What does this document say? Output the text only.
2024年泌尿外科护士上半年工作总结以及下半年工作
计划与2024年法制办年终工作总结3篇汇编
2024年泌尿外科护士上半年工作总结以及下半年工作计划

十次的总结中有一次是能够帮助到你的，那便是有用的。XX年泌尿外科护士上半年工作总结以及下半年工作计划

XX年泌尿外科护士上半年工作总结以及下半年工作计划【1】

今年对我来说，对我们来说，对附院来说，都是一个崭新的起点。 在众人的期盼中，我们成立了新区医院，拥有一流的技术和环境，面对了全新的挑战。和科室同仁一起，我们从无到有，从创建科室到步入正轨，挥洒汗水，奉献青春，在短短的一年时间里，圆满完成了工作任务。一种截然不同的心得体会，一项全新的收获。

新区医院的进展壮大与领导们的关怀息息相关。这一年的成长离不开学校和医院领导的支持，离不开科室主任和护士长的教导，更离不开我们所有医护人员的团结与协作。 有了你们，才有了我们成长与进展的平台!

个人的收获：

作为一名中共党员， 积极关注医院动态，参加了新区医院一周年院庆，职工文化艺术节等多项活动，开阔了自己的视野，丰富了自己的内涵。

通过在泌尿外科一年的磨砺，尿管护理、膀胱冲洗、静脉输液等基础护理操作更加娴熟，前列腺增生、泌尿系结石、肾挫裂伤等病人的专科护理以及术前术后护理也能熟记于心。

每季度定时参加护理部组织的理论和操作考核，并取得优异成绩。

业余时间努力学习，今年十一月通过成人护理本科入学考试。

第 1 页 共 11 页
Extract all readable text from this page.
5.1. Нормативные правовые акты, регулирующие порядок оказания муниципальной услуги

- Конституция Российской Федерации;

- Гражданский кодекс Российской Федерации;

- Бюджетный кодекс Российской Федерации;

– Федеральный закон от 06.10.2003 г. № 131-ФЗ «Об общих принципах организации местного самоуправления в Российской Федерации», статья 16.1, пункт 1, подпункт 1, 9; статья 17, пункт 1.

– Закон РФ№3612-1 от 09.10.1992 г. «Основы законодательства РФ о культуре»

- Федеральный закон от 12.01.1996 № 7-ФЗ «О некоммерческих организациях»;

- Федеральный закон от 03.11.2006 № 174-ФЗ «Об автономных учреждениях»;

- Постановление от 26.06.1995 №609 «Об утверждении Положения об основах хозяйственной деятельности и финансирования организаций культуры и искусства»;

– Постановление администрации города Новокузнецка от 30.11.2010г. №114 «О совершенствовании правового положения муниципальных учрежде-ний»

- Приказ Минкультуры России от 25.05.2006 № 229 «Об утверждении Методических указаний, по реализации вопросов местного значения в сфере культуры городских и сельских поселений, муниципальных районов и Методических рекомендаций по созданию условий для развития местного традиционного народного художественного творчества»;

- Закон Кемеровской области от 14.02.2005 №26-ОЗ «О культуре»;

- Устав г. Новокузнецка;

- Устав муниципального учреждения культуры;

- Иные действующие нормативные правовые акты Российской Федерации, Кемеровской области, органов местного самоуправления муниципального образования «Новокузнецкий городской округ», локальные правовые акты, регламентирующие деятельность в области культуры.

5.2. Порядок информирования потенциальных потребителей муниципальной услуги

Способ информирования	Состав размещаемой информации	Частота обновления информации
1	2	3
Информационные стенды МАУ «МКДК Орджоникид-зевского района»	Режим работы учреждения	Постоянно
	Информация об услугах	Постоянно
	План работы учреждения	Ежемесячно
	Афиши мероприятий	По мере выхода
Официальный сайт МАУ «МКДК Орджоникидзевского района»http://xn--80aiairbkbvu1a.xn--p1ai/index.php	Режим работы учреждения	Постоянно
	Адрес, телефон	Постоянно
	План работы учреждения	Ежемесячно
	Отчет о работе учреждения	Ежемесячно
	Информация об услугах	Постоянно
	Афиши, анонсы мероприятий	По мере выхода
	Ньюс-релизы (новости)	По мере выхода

===============

_SHORT PROBLEM_
Copy out each line of the listing that holds "Устав".

_TASK ANSWER_
- Устав г. Новокузнецка;
- Устав муниципального учреждения культуры;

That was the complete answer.